- [DATA FOR PROCESSING]
============
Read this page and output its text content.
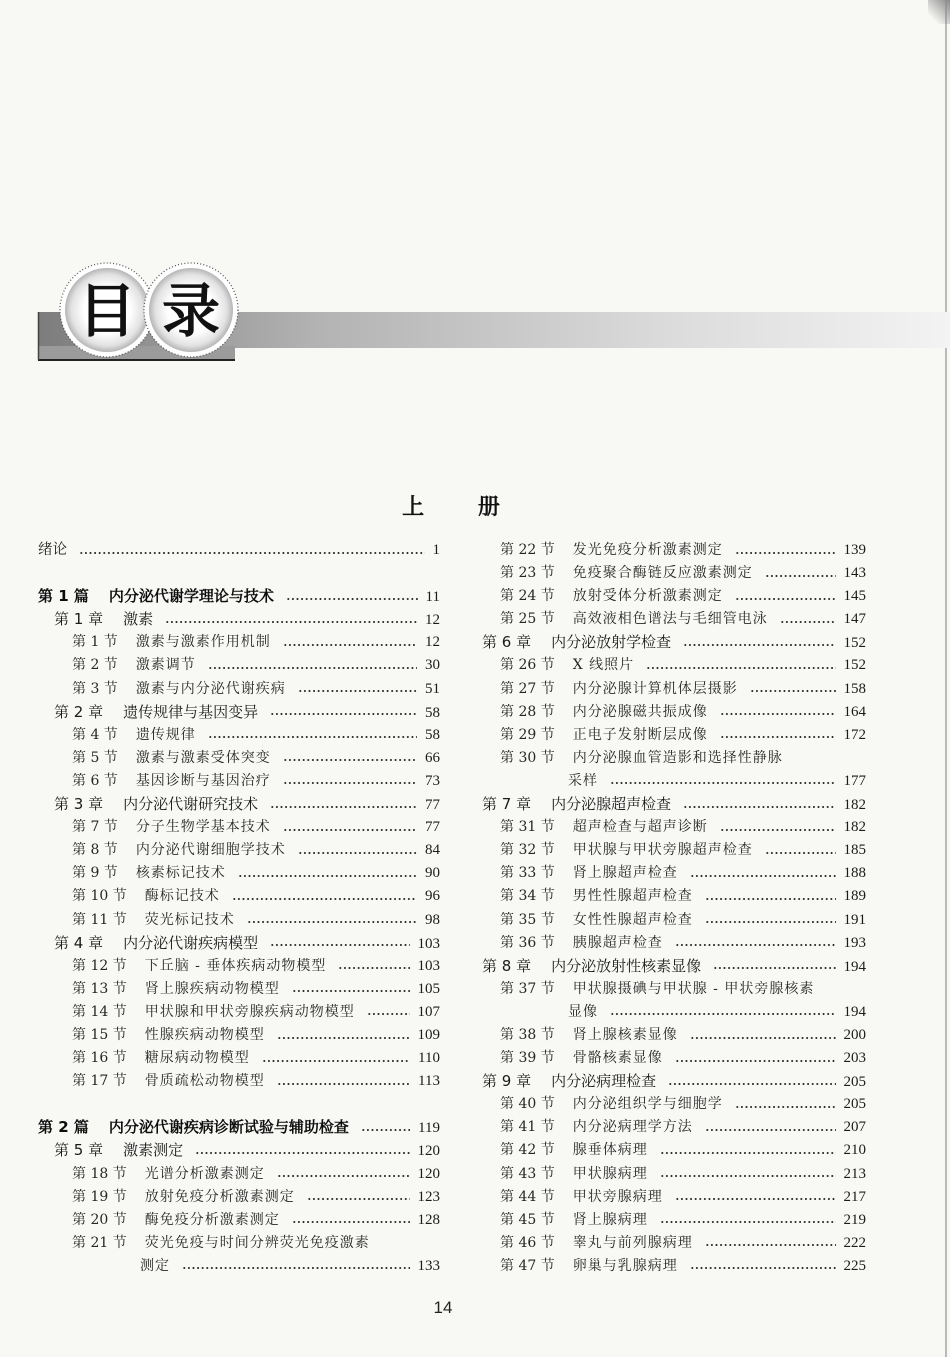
目 录
上 册
绪论	1
第 1 篇 内分泌代谢学理论与技术	11
第 1 章 激素	12
第 1 节 激素与激素作用机制	12
第 2 节 激素调节	30
第 3 节 激素与内分泌代谢疾病	51
第 2 章 遗传规律与基因变异	58
第 4 节 遗传规律	58
第 5 节 激素与激素受体突变	66
第 6 节 基因诊断与基因治疗	73
第 3 章 内分泌代谢研究技术	77
第 7 节 分子生物学基本技术	77
第 8 节 内分泌代谢细胞学技术	84
第 9 节 核素标记技术	90
第 10 节 酶标记技术	96
第 11 节 荧光标记技术	98
第 4 章 内分泌代谢疾病模型	103
第 12 节 下丘脑 - 垂体疾病动物模型	103
第 13 节 肾上腺疾病动物模型	105
第 14 节 甲状腺和甲状旁腺疾病动物模型	107
第 15 节 性腺疾病动物模型	109
第 16 节 糖尿病动物模型	110
第 17 节 骨质疏松动物模型	113
第 2 篇 内分泌代谢疾病诊断试验与辅助检查	119
第 5 章 激素测定	120
第 18 节 光谱分析激素测定	120
第 19 节 放射免疫分析激素测定	123
第 20 节 酶免疫分析激素测定	128
第 21 节 荧光免疫与时间分辨荧光免疫激素
测定	133
第 22 节 发光免疫分析激素测定	139
第 23 节 免疫聚合酶链反应激素测定	143
第 24 节 放射受体分析激素测定	145
第 25 节 高效液相色谱法与毛细管电泳	147
第 6 章 内分泌放射学检查	152
第 26 节 X 线照片	152
第 27 节 内分泌腺计算机体层摄影	158
第 28 节 内分泌腺磁共振成像	164
第 29 节 正电子发射断层成像	172
第 30 节 内分泌腺血管造影和选择性静脉
采样	177
第 7 章 内分泌腺超声检查	182
第 31 节 超声检查与超声诊断	182
第 32 节 甲状腺与甲状旁腺超声检查	185
第 33 节 肾上腺超声检查	188
第 34 节 男性性腺超声检查	189
第 35 节 女性性腺超声检查	191
第 36 节 胰腺超声检查	193
第 8 章 内分泌放射性核素显像	194
第 37 节 甲状腺摄碘与甲状腺 - 甲状旁腺核素
显像	194
第 38 节 肾上腺核素显像	200
第 39 节 骨骼核素显像	203
第 9 章 内分泌病理检查	205
第 40 节 内分泌组织学与细胞学	205
第 41 节 内分泌病理学方法	207
第 42 节 腺垂体病理	210
第 43 节 甲状腺病理	213
第 44 节 甲状旁腺病理	217
第 45 节 肾上腺病理	219
第 46 节 睾丸与前列腺病理	222
第 47 节 卵巢与乳腺病理	225
14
============
Transcribe the full listing above exactly as it stands, minus the pictures.

- [EXERCISE OUTPUT]
Read this page and output its text content.
目 录
上 册
绪论	1
第 1 篇 内分泌代谢学理论与技术	11
第 1 章 激素	12
第 1 节 激素与激素作用机制	12
第 2 节 激素调节	30
第 3 节 激素与内分泌代谢疾病	51
第 2 章 遗传规律与基因变异	58
第 4 节 遗传规律	58
第 5 节 激素与激素受体突变	66
第 6 节 基因诊断与基因治疗	73
第 3 章 内分泌代谢研究技术	77
第 7 节 分子生物学基本技术	77
第 8 节 内分泌代谢细胞学技术	84
第 9 节 核素标记技术	90
第 10 节 酶标记技术	96
第 11 节 荧光标记技术	98
第 4 章 内分泌代谢疾病模型	103
第 12 节 下丘脑 - 垂体疾病动物模型	103
第 13 节 肾上腺疾病动物模型	105
第 14 节 甲状腺和甲状旁腺疾病动物模型	107
第 15 节 性腺疾病动物模型	109
第 16 节 糖尿病动物模型	110
第 17 节 骨质疏松动物模型	113
第 2 篇 内分泌代谢疾病诊断试验与辅助检查	119
第 5 章 激素测定	120
第 18 节 光谱分析激素测定	120
第 19 节 放射免疫分析激素测定	123
第 20 节 酶免疫分析激素测定	128
第 21 节 荧光免疫与时间分辨荧光免疫激素
测定	133
第 22 节 发光免疫分析激素测定	139
第 23 节 免疫聚合酶链反应激素测定	143
第 24 节 放射受体分析激素测定	145
第 25 节 高效液相色谱法与毛细管电泳	147
第 6 章 内分泌放射学检查	152
第 26 节 X 线照片	152
第 27 节 内分泌腺计算机体层摄影	158
第 28 节 内分泌腺磁共振成像	164
第 29 节 正电子发射断层成像	172
第 30 节 内分泌腺血管造影和选择性静脉
采样	177
第 7 章 内分泌腺超声检查	182
第 31 节 超声检查与超声诊断	182
第 32 节 甲状腺与甲状旁腺超声检查	185
第 33 节 肾上腺超声检查	188
第 34 节 男性性腺超声检查	189
第 35 节 女性性腺超声检查	191
第 36 节 胰腺超声检查	193
第 8 章 内分泌放射性核素显像	194
第 37 节 甲状腺摄碘与甲状腺 - 甲状旁腺核素
显像	194
第 38 节 肾上腺核素显像	200
第 39 节 骨骼核素显像	203
第 9 章 内分泌病理检查	205
第 40 节 内分泌组织学与细胞学	205
第 41 节 内分泌病理学方法	207
第 42 节 腺垂体病理	210
第 43 节 甲状腺病理	213
第 44 节 甲状旁腺病理	217
第 45 节 肾上腺病理	219
第 46 节 睾丸与前列腺病理	222
第 47 节 卵巢与乳腺病理	225
14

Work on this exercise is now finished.